» **Task brief**: Look through the entries. Copy each line that has the word "will".
[Records for this task Boundary: Start]
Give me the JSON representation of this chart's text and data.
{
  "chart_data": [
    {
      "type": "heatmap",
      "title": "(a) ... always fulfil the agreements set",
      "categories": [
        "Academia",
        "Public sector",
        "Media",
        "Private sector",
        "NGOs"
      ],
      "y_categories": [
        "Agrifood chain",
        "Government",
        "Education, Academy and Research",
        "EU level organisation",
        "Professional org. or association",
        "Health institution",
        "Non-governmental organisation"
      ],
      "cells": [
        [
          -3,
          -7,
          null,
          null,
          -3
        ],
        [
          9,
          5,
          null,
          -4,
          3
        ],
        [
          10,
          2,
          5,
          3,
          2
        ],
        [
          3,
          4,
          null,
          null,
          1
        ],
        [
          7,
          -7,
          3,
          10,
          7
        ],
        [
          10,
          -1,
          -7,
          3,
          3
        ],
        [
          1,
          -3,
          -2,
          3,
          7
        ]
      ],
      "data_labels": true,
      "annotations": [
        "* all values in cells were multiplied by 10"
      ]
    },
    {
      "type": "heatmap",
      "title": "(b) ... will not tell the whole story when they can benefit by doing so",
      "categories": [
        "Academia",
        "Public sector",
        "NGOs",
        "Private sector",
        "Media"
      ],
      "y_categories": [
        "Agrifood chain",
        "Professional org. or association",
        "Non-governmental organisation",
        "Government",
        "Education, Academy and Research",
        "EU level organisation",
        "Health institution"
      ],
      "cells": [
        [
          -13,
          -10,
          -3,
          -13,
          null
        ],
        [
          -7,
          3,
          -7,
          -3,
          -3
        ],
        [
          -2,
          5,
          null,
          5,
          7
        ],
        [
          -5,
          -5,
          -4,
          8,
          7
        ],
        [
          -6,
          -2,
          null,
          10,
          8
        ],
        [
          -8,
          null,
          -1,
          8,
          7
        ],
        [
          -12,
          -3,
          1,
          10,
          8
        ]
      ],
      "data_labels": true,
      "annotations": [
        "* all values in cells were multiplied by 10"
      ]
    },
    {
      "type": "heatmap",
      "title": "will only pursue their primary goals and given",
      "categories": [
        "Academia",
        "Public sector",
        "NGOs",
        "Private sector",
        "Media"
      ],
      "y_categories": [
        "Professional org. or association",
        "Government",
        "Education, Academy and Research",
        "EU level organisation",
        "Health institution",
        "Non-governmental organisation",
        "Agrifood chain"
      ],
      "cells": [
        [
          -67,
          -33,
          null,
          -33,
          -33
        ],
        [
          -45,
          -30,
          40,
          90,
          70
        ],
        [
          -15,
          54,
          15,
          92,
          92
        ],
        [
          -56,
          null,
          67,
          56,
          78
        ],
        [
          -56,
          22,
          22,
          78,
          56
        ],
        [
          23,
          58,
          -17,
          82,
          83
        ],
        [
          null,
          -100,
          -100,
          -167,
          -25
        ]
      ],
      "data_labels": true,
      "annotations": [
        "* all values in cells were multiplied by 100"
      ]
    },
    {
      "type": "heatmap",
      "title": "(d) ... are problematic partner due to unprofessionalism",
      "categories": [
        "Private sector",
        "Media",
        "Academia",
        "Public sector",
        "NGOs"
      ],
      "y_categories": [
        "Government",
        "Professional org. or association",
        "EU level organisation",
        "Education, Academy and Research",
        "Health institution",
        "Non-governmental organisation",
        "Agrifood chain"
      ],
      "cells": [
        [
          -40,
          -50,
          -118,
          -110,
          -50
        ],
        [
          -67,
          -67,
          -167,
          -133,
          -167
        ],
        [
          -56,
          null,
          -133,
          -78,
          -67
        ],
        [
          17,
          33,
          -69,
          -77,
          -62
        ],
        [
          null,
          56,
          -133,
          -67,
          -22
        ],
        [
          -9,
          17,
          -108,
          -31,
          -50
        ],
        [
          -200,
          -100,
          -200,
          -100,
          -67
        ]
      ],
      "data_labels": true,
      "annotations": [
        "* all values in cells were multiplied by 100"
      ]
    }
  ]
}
[Records for this task Boundary: End]
» **Output of the exercise**:
      "title": "(b) ... will not tell the whole story when they can benefit by doing so",
      "title": "will only pursue their primary goals and given",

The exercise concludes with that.